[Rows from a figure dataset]
· · · · · · ·

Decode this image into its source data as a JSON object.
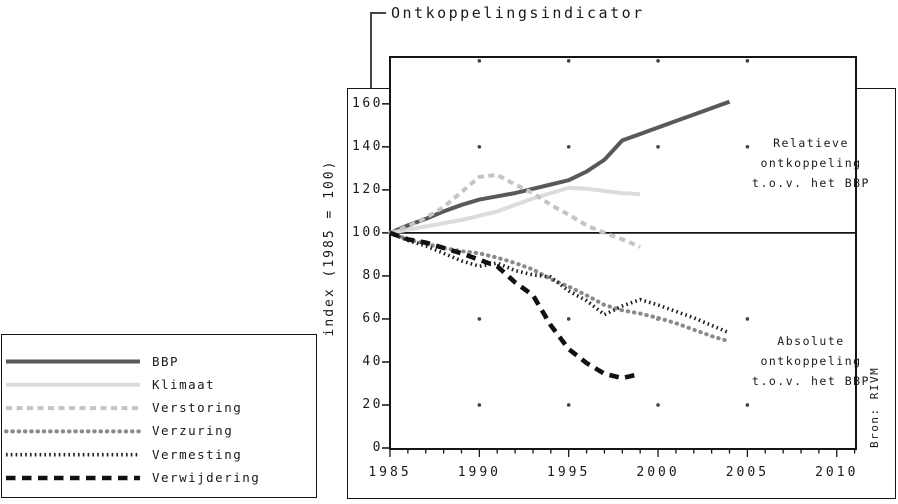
{
  "title": "Ontkoppelingsindicator",
  "y_axis_label": "index (1985 = 100)",
  "source_note": "Bron: RIVM",
  "annotations": {
    "relative": "Relatieve\nontkoppeling\nt.o.v. het BBP",
    "absolute": "Absolute\nontkoppeling\nt.o.v. het BBP"
  },
  "chart_data": {
    "type": "line",
    "title": "Ontkoppelingsindicator",
    "xlabel": "",
    "ylabel": "index (1985 = 100)",
    "xlim": [
      1985,
      2011
    ],
    "ylim": [
      0,
      182
    ],
    "x_major_ticks": [
      1985,
      1990,
      1995,
      2000,
      2005,
      2010
    ],
    "x_minor_tick_step_years": 1,
    "y_ticks": [
      0,
      20,
      40,
      60,
      80,
      100,
      120,
      140,
      160
    ],
    "reference_line_value": 100,
    "grid_style": "dots at major-year columns",
    "grid_dot_years": [
      1990,
      1995,
      2000,
      2005
    ],
    "grid_dot_values": [
      20,
      60,
      140,
      180
    ],
    "legend_position": "outside-bottom-left",
    "series": [
      {
        "name": "BBP",
        "color": "#595959",
        "width": 4,
        "dash": "",
        "cap": "butt",
        "points": [
          [
            1985,
            100
          ],
          [
            1986,
            103.5
          ],
          [
            1987,
            106.5
          ],
          [
            1988,
            110
          ],
          [
            1989,
            113
          ],
          [
            1990,
            115.5
          ],
          [
            1991,
            117
          ],
          [
            1992,
            118.5
          ],
          [
            1993,
            120.5
          ],
          [
            1994,
            122.5
          ],
          [
            1995,
            124.5
          ],
          [
            1996,
            128.5
          ],
          [
            1997,
            134
          ],
          [
            1998,
            143
          ],
          [
            1999,
            146
          ],
          [
            2000,
            149
          ],
          [
            2001,
            152
          ],
          [
            2002,
            155
          ],
          [
            2003,
            158
          ],
          [
            2004,
            161
          ]
        ]
      },
      {
        "name": "Klimaat",
        "color": "#dcdcdc",
        "width": 4,
        "dash": "",
        "cap": "butt",
        "points": [
          [
            1985,
            100
          ],
          [
            1986,
            101.5
          ],
          [
            1987,
            103
          ],
          [
            1988,
            104.5
          ],
          [
            1989,
            106
          ],
          [
            1990,
            108
          ],
          [
            1991,
            110
          ],
          [
            1992,
            113
          ],
          [
            1993,
            116
          ],
          [
            1994,
            118.5
          ],
          [
            1995,
            121
          ],
          [
            1996,
            120.5
          ],
          [
            1997,
            119.5
          ],
          [
            1998,
            118.5
          ],
          [
            1999,
            118
          ]
        ]
      },
      {
        "name": "Verstoring",
        "color": "#c4c4c4",
        "width": 4,
        "dash": "6 4.5",
        "cap": "butt",
        "points": [
          [
            1985,
            100
          ],
          [
            1986,
            103
          ],
          [
            1987,
            107
          ],
          [
            1988,
            112
          ],
          [
            1989,
            119
          ],
          [
            1990,
            126
          ],
          [
            1991,
            127
          ],
          [
            1992,
            122.5
          ],
          [
            1993,
            118.5
          ],
          [
            1994,
            113
          ],
          [
            1995,
            108.5
          ],
          [
            1996,
            103.5
          ],
          [
            1997,
            100
          ],
          [
            1998,
            97
          ],
          [
            1999,
            93.5
          ]
        ]
      },
      {
        "name": "Verzuring",
        "color": "#8a8a8a",
        "width": 4,
        "dash": "0.5 5.8",
        "cap": "round",
        "points": [
          [
            1985,
            100
          ],
          [
            1986,
            97
          ],
          [
            1987,
            95
          ],
          [
            1988,
            93
          ],
          [
            1989,
            91.5
          ],
          [
            1990,
            90.5
          ],
          [
            1991,
            88.5
          ],
          [
            1992,
            86
          ],
          [
            1993,
            83
          ],
          [
            1994,
            78.5
          ],
          [
            1995,
            75
          ],
          [
            1996,
            71
          ],
          [
            1997,
            66.5
          ],
          [
            1998,
            64
          ],
          [
            1999,
            62.5
          ],
          [
            2000,
            60.5
          ],
          [
            2001,
            58
          ],
          [
            2002,
            55
          ],
          [
            2003,
            52
          ],
          [
            2004,
            49.5
          ]
        ]
      },
      {
        "name": "Vermesting",
        "color": "#1f1f1f",
        "width": 3.6,
        "dash": "1.6 3.2",
        "cap": "butt",
        "points": [
          [
            1985,
            100
          ],
          [
            1986,
            96.5
          ],
          [
            1987,
            94
          ],
          [
            1988,
            90.5
          ],
          [
            1989,
            87
          ],
          [
            1990,
            84.5
          ],
          [
            1991,
            86
          ],
          [
            1992,
            82.5
          ],
          [
            1993,
            80.5
          ],
          [
            1994,
            79.5
          ],
          [
            1995,
            73
          ],
          [
            1996,
            68.5
          ],
          [
            1997,
            62
          ],
          [
            1998,
            66
          ],
          [
            1999,
            69
          ],
          [
            2000,
            66.5
          ],
          [
            2001,
            63.5
          ],
          [
            2002,
            60.5
          ],
          [
            2003,
            57
          ],
          [
            2004,
            53.5
          ]
        ]
      },
      {
        "name": "Verwijdering",
        "color": "#111111",
        "width": 4.6,
        "dash": "9.5 6.5",
        "cap": "butt",
        "points": [
          [
            1985,
            100
          ],
          [
            1986,
            97
          ],
          [
            1987,
            95.5
          ],
          [
            1988,
            93
          ],
          [
            1989,
            90.5
          ],
          [
            1990,
            87.5
          ],
          [
            1991,
            84.5
          ],
          [
            1992,
            77
          ],
          [
            1993,
            71
          ],
          [
            1994,
            57
          ],
          [
            1995,
            46
          ],
          [
            1996,
            39.5
          ],
          [
            1997,
            34.5
          ],
          [
            1998,
            32.5
          ],
          [
            1999,
            34.5
          ]
        ]
      }
    ]
  }
}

· · · · · · ·

Show every line in the records above that contains the word "index".

» **RIGHT ANSWER**
  "y_axis_label": "index (1985 = 100)",
    "ylabel": "index (1985 = 100)",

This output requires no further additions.